== EXERCISE BRIEF ==
Lines in the listing below that contain the string "screenshot" are to be found and copied.

== INPUT FOR THIS TASK ==
****
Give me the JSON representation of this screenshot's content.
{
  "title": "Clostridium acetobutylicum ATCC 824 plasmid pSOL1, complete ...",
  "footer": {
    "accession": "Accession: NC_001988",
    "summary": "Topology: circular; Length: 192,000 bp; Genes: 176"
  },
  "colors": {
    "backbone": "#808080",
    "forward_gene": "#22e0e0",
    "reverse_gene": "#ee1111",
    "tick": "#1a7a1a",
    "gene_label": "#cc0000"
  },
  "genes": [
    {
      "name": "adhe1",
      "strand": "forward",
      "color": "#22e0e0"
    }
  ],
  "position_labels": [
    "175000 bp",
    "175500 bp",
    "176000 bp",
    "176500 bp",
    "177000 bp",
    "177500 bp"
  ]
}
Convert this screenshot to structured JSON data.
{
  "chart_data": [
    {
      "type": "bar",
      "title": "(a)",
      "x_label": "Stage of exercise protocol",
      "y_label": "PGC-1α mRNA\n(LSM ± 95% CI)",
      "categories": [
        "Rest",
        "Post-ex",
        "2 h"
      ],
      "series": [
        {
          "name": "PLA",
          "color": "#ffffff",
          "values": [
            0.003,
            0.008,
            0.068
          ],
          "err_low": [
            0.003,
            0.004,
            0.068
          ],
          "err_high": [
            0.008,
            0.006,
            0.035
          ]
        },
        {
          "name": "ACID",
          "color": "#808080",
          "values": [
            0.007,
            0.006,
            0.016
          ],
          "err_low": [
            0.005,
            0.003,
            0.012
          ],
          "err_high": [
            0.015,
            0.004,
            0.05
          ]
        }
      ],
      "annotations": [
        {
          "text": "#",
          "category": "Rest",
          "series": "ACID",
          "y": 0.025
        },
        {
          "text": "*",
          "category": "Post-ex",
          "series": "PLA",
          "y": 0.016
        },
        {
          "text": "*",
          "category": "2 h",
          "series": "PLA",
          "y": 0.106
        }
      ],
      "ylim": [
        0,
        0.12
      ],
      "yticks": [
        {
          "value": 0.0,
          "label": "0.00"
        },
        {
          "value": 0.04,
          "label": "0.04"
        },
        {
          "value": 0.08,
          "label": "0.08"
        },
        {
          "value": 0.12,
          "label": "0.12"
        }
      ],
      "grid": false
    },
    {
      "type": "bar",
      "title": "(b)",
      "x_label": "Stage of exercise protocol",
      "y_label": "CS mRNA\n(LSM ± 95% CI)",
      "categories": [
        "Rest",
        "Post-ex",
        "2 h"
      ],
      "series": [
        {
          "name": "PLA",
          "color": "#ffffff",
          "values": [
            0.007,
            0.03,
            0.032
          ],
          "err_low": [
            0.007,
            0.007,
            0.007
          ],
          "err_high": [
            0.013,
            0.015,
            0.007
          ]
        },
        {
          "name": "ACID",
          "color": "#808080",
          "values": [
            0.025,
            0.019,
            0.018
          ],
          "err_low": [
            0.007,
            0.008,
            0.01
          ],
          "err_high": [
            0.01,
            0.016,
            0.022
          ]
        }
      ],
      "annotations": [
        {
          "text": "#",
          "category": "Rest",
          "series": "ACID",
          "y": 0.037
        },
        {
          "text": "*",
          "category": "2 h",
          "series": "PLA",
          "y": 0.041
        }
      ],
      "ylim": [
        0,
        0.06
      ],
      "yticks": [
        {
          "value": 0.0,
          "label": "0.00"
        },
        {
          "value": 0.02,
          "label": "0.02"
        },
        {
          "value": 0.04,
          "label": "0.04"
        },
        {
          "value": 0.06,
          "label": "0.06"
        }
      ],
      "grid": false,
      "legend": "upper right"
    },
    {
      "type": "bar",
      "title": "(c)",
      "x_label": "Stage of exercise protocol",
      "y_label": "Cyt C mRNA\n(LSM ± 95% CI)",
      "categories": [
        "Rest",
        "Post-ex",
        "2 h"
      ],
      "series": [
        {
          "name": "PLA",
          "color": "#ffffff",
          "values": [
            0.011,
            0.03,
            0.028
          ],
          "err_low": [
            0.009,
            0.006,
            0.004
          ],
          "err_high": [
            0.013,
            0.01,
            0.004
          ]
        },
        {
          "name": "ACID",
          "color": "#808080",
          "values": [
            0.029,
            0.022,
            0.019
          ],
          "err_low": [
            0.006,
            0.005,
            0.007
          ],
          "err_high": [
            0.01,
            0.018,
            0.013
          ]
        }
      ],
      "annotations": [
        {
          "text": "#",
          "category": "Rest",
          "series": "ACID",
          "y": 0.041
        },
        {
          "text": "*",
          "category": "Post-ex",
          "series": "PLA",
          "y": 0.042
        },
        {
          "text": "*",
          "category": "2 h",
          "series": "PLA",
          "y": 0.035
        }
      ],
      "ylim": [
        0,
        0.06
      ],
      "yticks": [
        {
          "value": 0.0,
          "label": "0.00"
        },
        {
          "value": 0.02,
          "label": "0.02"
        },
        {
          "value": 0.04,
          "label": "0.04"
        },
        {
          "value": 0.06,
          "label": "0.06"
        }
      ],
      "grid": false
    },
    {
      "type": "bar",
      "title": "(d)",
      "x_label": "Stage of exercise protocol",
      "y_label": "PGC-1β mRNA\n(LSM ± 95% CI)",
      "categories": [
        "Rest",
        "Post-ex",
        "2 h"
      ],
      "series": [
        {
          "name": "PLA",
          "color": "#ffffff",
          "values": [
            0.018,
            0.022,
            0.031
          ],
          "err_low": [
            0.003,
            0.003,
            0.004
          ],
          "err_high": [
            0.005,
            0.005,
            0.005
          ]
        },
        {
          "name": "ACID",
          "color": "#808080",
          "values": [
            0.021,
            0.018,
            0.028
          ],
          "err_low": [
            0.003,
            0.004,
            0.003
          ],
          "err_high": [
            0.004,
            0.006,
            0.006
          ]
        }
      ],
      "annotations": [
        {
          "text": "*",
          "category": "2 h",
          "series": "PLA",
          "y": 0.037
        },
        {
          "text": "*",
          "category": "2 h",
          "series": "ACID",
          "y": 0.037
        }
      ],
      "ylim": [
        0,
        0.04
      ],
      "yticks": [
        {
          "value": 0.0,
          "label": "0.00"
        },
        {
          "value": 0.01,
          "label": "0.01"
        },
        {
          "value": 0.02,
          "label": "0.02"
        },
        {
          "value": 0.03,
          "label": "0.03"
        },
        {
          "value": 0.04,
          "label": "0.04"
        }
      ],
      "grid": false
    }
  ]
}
****
== WRITTEN REPLY ==
Give me the JSON representation of this screenshot's content.
Convert this screenshot to structured JSON data.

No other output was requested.